Page excerpt:
## START
Re: [DISCUSS] State of the Arrow Project 2022

Kevin Gurney Fri, 06 Jan 2023 12:26:15 -0800

Thank you for starting this discussion, Andrew!

Fiona, Sreehari, and I thought a bit about this, and I've summarized some of 
our thoughts below.

Continue:

1. +1 to Will's suggestion about roadmaps for sub-projects. This is something 
that would be helpful for the MATLAB interface, for example. We would also be 
interested in the possibility of exploring a MATLAB sync call if it would be of 
interest to other community members.

2. Continue focusing on building an inclusive developer community. Finish the 
work required to rename the master branch to main. Consider running automated 
checks on pull requests using a tool like alex [1] to prevent use of 
inappropriate language and terminology.

Start:

1. Add more visuals and diagrams to the documentation. It can be pretty 
overwhelming for new community members to look at the in-depth Arrow C++ 
documentation and be able to quickly get a high-level understanding of how the 
various data structures (e.g. buffer, array, chunked array, record batch, 
table, field, schema, data type, etc.) relate to one another. Having more 
visuals with clear labels that show the relationship between these key concepts 
would be very helpful. This also applies to other parts of the documentation, 
like the CI systems (e.g. crossbow), which have a lot of moving parts.

2. Use pull request templates. This would hopefully make it easier for both new 
and existing contributors to describe their changes in a focused and clear way 
to others. For example, when making pull requests related to the MATLAB 
interface, we've been trying to follow a fairly consistent pattern for pull 
request descriptions which includes sections like "Overview", "Implementation", 
"Testing", "Future Directions", "Notes", etc.

Stop:

1. +1 to Andrew's point about the reliance on a small number of core 
contributors for code reviews. Documenting a process for determining who should 
be included on a code review would be helpful.

[1] https://github.com/get-alex/alex

________________________________
From: Dewey Dunnington <de...@voltrondata.com.INVALID>
Sent: Tuesday, January 3, 2023 2:33 PM
To: dev@arrow.apache.org <dev@arrow.apache.org>
Subject: Re: [DISCUSS] State of the Arrow Project 2022

First, a +1000 on Will's blog post! [1]

Continue:

Building tools that benefit users of all languages, with particular kudos
to ADBC for providing an ABI-stable way to write database drivers that can
be used by practitioners in C++, Ruby, Python, Java, Go, and (soon!) R.
## END
Task instructions:
1) For each statement, say yes or no as to whether it agrees with the Arrow discussion post, and quote the words from the post that decide it. (a) The post suggests using a tool like alex to check pull requests for inappropriate language. (b) The post says the master branch has already been renamed to main. (c) The pull request descriptions for the MATLAB interface include a "Testing" section.
2) Please reproduce the part of the Arrow discussion post between "1. +1 to Will's" and "language and terminology.", inclusive.
3) Condense the paragraph of the Arrow discussion post that begins "1. Add more visuals and diagrams" into a shorter version that keeps its main facts.
The records that come next are separate material and have no connection to the Arrow discussion post.

Records shown:
## START
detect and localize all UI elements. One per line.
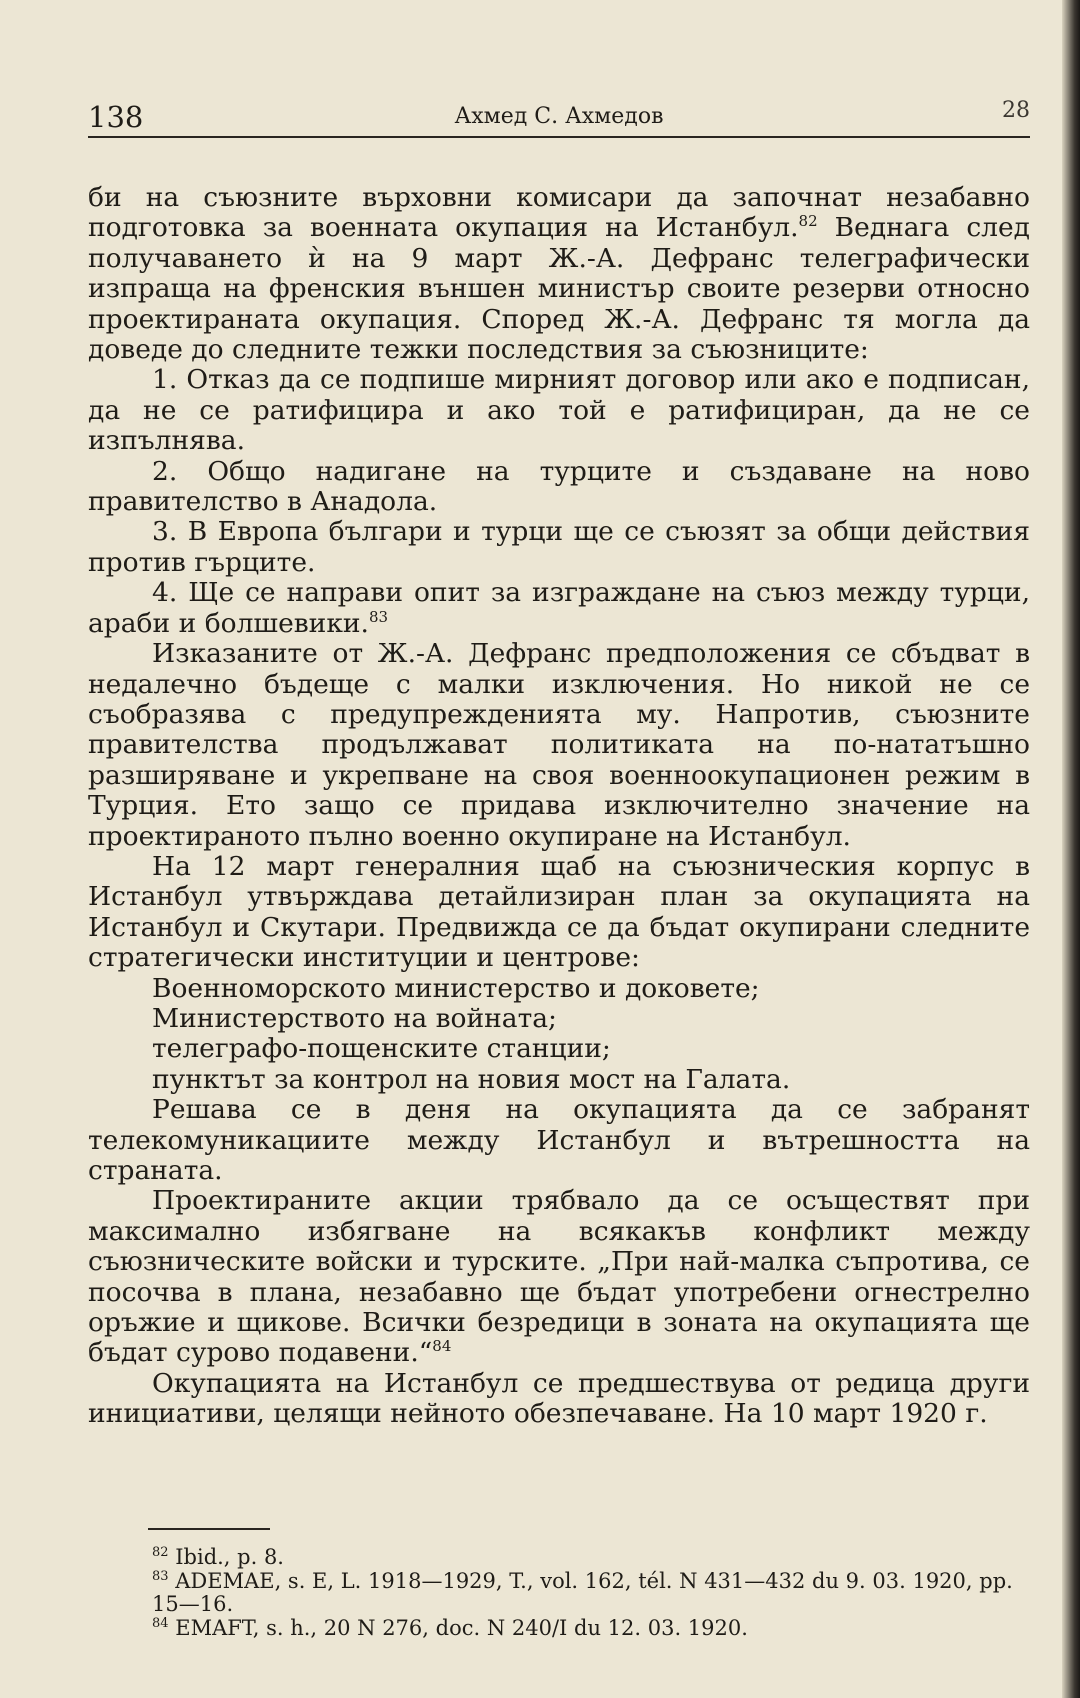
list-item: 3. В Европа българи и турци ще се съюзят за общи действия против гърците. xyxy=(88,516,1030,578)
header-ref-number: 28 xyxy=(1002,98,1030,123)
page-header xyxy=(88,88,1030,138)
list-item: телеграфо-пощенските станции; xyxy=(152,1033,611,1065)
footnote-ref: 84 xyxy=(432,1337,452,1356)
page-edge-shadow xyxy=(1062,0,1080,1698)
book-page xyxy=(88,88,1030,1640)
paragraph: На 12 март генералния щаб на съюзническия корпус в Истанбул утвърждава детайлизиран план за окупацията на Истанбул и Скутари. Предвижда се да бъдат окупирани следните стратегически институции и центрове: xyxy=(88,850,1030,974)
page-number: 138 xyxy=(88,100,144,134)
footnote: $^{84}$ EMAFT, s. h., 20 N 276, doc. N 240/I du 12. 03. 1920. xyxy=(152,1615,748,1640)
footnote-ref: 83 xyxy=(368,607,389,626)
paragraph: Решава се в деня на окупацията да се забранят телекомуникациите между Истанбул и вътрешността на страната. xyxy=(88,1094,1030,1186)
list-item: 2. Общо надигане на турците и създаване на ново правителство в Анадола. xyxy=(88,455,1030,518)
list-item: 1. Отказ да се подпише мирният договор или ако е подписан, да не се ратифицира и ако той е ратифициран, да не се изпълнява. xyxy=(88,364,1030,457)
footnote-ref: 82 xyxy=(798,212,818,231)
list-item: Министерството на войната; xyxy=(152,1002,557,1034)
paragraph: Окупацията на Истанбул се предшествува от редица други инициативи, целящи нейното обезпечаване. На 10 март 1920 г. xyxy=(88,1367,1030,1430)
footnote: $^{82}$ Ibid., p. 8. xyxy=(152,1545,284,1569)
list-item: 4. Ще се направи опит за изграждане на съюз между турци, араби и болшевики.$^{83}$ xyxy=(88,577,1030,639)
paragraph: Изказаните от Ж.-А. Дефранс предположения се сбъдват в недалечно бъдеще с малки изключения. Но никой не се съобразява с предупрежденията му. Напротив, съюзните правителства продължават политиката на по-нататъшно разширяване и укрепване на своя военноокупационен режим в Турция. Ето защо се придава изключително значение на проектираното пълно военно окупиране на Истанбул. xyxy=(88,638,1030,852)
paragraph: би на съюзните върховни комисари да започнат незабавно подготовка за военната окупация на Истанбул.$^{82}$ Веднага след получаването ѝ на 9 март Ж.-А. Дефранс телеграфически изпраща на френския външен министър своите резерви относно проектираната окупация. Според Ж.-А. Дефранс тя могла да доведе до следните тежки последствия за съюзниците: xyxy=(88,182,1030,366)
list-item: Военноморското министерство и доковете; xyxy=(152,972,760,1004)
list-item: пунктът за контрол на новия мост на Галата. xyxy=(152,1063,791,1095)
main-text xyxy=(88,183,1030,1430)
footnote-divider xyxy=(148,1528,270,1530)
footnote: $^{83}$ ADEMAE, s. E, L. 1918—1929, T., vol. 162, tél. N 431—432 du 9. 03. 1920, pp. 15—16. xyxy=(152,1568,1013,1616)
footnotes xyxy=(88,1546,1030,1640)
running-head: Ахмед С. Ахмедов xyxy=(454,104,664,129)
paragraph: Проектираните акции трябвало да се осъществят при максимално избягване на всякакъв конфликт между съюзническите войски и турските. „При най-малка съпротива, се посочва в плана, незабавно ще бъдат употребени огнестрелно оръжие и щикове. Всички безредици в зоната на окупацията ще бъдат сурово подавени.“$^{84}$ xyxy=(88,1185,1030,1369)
## END
## START
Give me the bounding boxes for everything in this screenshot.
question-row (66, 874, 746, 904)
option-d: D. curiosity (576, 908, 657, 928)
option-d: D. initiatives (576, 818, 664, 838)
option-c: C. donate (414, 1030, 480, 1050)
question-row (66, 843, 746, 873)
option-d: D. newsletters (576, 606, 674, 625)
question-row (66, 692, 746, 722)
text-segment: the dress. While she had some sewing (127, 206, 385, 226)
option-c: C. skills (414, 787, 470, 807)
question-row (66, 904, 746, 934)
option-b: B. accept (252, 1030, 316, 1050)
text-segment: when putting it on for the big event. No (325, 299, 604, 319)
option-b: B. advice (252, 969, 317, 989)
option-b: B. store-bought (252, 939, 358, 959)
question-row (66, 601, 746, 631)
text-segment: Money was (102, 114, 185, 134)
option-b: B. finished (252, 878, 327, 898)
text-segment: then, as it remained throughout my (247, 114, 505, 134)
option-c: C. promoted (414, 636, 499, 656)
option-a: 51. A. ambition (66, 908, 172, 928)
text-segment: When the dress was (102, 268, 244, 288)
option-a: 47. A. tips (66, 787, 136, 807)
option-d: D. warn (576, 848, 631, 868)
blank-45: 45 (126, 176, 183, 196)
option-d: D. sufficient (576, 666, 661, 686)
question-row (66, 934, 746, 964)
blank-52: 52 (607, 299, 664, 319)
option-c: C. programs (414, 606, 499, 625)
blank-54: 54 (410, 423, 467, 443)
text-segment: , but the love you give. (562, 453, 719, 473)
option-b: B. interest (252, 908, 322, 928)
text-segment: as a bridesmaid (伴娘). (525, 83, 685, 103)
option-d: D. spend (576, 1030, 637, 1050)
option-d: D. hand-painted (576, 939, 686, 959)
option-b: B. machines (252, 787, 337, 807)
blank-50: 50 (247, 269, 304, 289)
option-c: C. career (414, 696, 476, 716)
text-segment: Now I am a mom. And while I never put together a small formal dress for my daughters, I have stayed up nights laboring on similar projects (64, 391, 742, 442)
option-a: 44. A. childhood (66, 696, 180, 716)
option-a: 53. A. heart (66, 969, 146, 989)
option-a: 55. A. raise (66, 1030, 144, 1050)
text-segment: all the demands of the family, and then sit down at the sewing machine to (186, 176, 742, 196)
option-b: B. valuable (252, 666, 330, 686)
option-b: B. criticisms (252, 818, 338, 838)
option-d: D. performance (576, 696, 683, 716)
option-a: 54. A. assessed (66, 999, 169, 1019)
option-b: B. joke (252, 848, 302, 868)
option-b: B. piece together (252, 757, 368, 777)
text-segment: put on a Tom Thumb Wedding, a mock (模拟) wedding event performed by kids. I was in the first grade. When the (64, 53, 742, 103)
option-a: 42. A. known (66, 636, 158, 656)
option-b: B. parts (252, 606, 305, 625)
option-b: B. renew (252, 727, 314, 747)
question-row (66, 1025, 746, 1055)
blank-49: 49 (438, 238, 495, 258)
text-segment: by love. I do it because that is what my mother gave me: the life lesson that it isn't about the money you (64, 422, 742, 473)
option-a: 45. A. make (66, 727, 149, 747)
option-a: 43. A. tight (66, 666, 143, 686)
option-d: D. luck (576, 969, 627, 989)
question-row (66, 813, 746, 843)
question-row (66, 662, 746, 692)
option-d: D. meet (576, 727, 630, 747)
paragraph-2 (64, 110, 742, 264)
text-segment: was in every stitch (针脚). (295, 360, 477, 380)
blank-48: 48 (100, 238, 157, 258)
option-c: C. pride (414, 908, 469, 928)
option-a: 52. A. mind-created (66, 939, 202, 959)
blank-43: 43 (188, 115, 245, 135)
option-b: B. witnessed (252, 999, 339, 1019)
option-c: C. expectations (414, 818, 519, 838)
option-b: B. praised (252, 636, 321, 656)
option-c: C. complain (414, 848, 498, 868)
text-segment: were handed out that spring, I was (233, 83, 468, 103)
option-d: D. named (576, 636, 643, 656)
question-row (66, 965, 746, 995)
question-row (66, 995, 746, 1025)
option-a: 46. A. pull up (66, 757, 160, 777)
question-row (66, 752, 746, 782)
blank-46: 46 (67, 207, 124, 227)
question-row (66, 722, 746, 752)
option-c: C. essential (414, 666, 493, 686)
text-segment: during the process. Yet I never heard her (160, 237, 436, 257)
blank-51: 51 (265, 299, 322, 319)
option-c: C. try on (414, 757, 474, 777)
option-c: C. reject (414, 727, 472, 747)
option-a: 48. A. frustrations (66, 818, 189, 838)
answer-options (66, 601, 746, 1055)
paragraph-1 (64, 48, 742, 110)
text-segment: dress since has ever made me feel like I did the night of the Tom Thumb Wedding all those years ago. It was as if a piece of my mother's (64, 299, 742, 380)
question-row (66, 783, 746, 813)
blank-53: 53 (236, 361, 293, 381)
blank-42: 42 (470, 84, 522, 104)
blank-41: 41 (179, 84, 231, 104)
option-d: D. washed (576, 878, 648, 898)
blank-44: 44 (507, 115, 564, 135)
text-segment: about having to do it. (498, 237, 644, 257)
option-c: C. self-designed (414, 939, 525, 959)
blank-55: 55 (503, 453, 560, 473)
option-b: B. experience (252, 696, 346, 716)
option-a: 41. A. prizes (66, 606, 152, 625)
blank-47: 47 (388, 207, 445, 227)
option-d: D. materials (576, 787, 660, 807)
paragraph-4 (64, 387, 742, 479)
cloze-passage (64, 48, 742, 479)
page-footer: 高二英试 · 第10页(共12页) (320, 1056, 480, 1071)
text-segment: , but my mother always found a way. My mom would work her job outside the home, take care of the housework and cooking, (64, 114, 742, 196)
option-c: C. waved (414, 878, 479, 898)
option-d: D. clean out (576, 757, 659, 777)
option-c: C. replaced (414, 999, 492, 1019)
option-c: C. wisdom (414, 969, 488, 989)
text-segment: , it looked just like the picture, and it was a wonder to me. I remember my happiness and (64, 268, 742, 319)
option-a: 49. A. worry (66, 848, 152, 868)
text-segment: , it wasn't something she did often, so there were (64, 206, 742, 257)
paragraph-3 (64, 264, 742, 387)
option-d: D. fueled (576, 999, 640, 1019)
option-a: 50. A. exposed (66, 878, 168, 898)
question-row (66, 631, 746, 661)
## END
## START
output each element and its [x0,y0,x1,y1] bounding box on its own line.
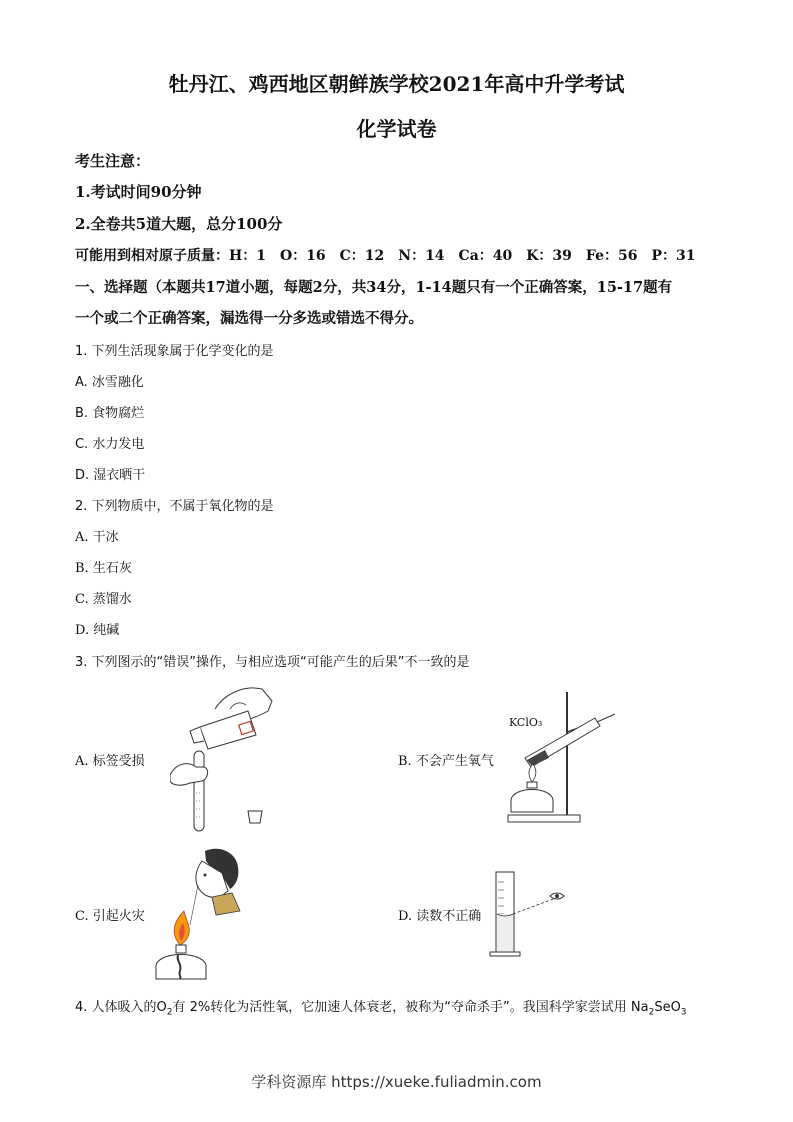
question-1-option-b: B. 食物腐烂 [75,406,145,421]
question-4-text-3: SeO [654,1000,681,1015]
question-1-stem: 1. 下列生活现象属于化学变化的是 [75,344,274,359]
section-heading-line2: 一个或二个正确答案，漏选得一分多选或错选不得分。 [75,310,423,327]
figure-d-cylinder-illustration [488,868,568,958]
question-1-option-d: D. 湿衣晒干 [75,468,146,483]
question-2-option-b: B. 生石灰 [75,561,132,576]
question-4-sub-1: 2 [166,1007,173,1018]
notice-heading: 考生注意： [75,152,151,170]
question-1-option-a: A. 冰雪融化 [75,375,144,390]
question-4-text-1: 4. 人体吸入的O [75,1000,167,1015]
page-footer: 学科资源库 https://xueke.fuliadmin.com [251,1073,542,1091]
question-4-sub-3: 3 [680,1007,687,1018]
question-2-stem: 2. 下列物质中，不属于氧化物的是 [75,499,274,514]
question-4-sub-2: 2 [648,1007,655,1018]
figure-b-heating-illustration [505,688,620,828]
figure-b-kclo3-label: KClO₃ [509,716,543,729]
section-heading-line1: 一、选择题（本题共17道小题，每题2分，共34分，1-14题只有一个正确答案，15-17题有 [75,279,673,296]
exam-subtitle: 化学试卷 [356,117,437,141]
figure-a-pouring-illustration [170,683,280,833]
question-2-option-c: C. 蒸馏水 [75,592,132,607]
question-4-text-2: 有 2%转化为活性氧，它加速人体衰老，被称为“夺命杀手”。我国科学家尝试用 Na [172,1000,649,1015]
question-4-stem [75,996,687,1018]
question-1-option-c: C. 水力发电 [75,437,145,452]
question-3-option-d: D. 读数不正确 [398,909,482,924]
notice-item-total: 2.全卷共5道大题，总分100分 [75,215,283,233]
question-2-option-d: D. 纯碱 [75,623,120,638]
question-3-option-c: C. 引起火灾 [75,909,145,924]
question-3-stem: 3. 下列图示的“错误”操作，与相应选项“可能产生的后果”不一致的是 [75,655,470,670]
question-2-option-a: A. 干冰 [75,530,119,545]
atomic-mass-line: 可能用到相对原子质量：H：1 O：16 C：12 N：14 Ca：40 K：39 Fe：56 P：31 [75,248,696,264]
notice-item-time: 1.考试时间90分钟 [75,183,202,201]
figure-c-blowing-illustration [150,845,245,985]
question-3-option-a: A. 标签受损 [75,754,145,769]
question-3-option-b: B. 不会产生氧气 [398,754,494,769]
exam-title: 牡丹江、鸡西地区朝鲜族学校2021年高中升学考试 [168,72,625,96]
## END
Responses:
1)
(a) Yes: "Consider running automated checks on pull requests using a tool like alex [1] to prevent use of inappropriate language and terminology."
(b) No: "Finish the work required to rename the master branch to main."
(c) Yes: "which includes sections like "Overview", "Implementation", "Testing", "Future Directions", "Notes", etc."

2)
1. +1 to Will's suggestion about roadmaps for sub-projects. This is something 
that would be helpful for the MATLAB interface, for example. We would also be 
interested in the possibility of exploring a MATLAB sync call if it would be of 
interest to other community members.

2. Continue focusing on building an inclusive developer community. Finish the 
work required to rename the master branch to main. Consider running automated 
checks on pull requests using a tool like alex [1] to prevent use of 
inappropriate language and terminology.

3) Add more clearly labeled visuals and diagrams to the documentation. New community members find the in-depth Arrow C++ documentation overwhelming when they try to understand at a high level how data structures such as buffers, arrays, chunked arrays, record batches, tables, fields, schemas and data types relate. The same applies to other parts of the documentation with many moving parts, such as the CI systems (e.g. crossbow).